┌──

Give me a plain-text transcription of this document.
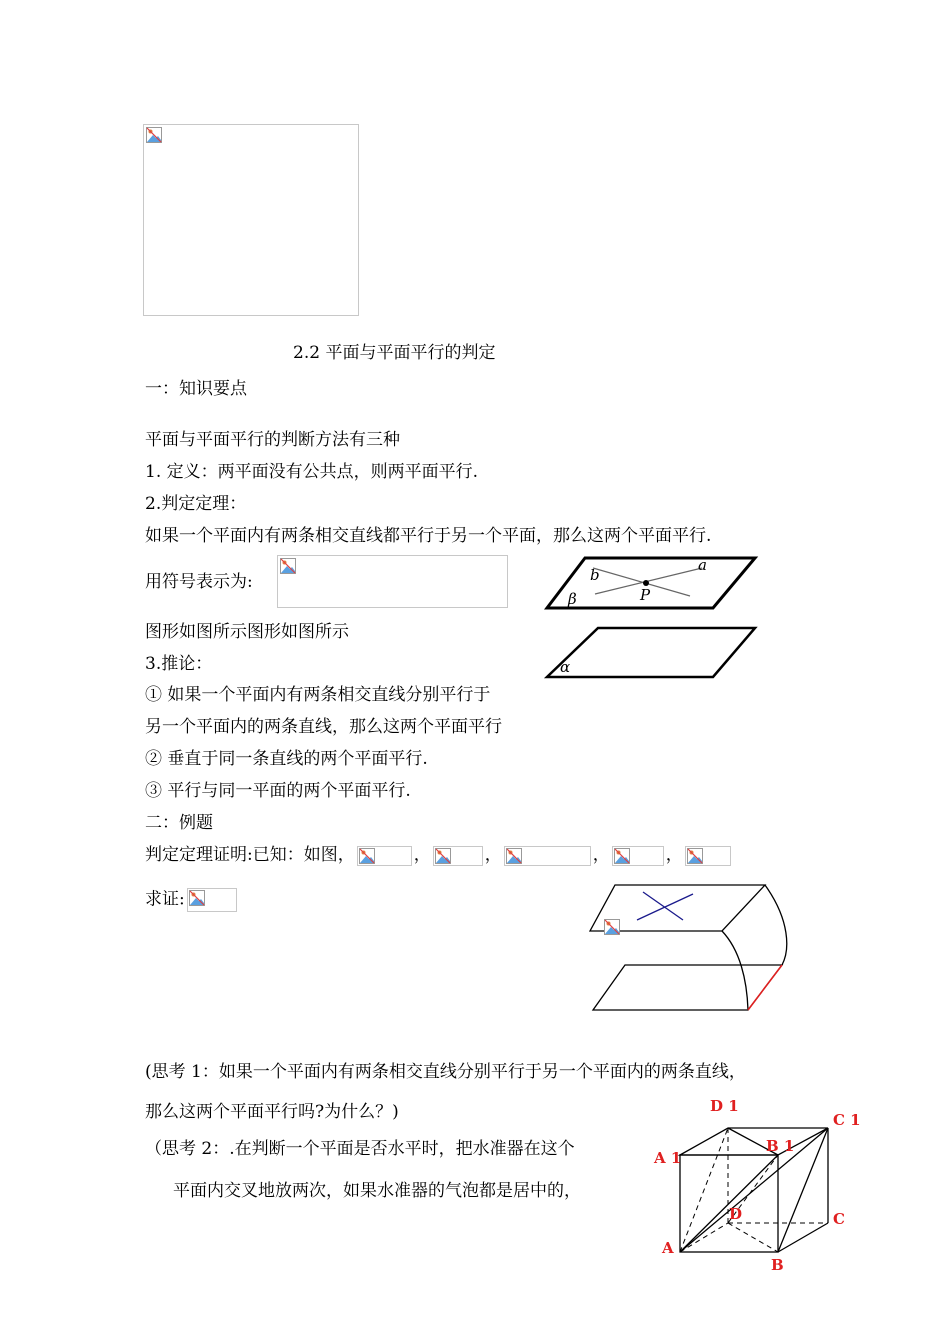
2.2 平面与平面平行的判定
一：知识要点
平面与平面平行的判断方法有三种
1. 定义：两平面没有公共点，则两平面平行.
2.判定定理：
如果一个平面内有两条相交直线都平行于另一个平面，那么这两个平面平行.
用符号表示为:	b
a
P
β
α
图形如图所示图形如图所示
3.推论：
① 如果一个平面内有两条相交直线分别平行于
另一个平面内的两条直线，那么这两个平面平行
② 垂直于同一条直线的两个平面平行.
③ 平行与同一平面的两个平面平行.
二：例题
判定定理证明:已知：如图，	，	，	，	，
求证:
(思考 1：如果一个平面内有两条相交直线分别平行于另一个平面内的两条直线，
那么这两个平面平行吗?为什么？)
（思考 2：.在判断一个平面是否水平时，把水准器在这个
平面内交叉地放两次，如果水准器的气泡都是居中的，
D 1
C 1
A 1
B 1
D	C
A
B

└──

WORK INSTRUCTIONS: Make an exact copy of every entry above, minus the images.

ANSWER FOR THIS EXERCISE:
Give me a plain-text transcription of this document.
2.2 平面与平面平行的判定
一：知识要点
平面与平面平行的判断方法有三种
1. 定义：两平面没有公共点，则两平面平行.
2.判定定理：
如果一个平面内有两条相交直线都平行于另一个平面，那么这两个平面平行.
用符号表示为:	b
a
P
β
α
图形如图所示图形如图所示
3.推论：
① 如果一个平面内有两条相交直线分别平行于
另一个平面内的两条直线，那么这两个平面平行
② 垂直于同一条直线的两个平面平行.
③ 平行与同一平面的两个平面平行.
二：例题
判定定理证明:已知：如图，	，	，	，	，
求证:
(思考 1：如果一个平面内有两条相交直线分别平行于另一个平面内的两条直线，
那么这两个平面平行吗?为什么？)
（思考 2：.在判断一个平面是否水平时，把水准器在这个
平面内交叉地放两次，如果水准器的气泡都是居中的，
D 1
C 1
A 1
B 1
D	C
A
B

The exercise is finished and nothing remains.